Objective =>
Please list every line of the listing below that contains the word "electronic", copying each such line in full.
[Begin]
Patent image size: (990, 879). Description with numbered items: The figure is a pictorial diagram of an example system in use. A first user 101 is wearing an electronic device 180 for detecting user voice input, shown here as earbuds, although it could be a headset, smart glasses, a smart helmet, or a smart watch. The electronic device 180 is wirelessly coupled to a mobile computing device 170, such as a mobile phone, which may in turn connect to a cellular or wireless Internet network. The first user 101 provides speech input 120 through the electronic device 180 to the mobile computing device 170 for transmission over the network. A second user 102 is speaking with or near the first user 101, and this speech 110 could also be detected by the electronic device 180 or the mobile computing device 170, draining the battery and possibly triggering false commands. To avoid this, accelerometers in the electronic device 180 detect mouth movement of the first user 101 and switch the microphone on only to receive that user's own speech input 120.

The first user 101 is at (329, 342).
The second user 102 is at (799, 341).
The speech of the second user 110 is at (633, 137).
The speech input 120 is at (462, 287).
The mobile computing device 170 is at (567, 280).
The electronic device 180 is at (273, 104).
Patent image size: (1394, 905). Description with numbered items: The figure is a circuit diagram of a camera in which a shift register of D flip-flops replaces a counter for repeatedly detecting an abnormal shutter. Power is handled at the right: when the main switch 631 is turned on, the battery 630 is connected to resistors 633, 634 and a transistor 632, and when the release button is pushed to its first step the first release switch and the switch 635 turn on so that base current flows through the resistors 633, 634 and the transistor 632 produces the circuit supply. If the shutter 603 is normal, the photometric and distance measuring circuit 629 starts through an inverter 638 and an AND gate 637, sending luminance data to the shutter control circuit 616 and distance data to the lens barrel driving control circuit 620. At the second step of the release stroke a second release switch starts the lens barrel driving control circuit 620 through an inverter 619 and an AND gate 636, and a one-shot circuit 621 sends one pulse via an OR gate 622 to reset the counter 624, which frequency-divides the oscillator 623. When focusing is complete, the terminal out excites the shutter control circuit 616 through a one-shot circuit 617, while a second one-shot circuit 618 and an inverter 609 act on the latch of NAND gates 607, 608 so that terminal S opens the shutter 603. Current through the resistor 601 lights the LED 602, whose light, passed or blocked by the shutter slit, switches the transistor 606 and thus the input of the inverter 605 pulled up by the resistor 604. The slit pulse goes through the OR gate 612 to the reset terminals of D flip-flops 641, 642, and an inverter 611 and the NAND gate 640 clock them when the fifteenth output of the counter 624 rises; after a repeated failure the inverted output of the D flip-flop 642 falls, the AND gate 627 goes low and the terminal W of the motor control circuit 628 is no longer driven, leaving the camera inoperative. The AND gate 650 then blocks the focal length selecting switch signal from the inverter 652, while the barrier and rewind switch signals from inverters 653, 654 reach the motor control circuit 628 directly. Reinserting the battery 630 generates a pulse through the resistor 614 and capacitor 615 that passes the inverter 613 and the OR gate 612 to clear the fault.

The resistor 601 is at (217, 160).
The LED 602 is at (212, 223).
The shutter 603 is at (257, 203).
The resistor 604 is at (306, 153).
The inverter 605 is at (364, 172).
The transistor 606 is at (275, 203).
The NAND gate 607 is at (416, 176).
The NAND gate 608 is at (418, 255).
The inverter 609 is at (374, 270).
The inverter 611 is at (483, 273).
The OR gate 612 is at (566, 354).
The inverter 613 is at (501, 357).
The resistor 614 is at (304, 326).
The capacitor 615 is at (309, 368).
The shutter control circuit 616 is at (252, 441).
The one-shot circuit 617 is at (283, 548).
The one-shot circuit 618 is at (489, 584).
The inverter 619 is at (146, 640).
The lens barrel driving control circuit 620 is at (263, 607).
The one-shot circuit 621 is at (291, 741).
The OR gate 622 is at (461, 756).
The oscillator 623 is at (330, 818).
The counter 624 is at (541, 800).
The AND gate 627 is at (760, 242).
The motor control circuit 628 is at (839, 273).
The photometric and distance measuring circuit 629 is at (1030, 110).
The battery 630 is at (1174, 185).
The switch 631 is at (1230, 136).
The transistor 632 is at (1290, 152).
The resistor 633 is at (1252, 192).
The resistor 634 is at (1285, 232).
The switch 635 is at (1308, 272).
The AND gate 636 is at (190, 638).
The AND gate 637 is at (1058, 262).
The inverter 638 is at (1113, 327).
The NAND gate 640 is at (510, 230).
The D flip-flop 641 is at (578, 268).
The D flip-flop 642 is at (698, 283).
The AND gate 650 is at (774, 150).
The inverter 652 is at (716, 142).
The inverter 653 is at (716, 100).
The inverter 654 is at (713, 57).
[End]
Exercise answer =>
Patent image size: (990, 879). Description with numbered items: The figure is a pictorial diagram of an example system in use. A first user 101 is wearing an electronic device 180 for detecting user voice input, shown here as earbuds, although it could be a headset, smart glasses, a smart helmet, or a smart watch. The electronic device 180 is wirelessly coupled to a mobile computing device 170, such as a mobile phone, which may in turn connect to a cellular or wireless Internet network. The first user 101 provides speech input 120 through the electronic device 180 to the mobile computing device 170 for transmission over the network. A second user 102 is speaking with or near the first user 101, and this speech 110 could also be detected by the electronic device 180 or the mobile computing device 170, draining the battery and possibly triggering false commands. To avoid this, accelerometers in the electronic device 180 detect mouth movement of the first user 101 and switch the microphone on only to receive that user's own speech input 120.
The electronic device 180 is at (273, 104).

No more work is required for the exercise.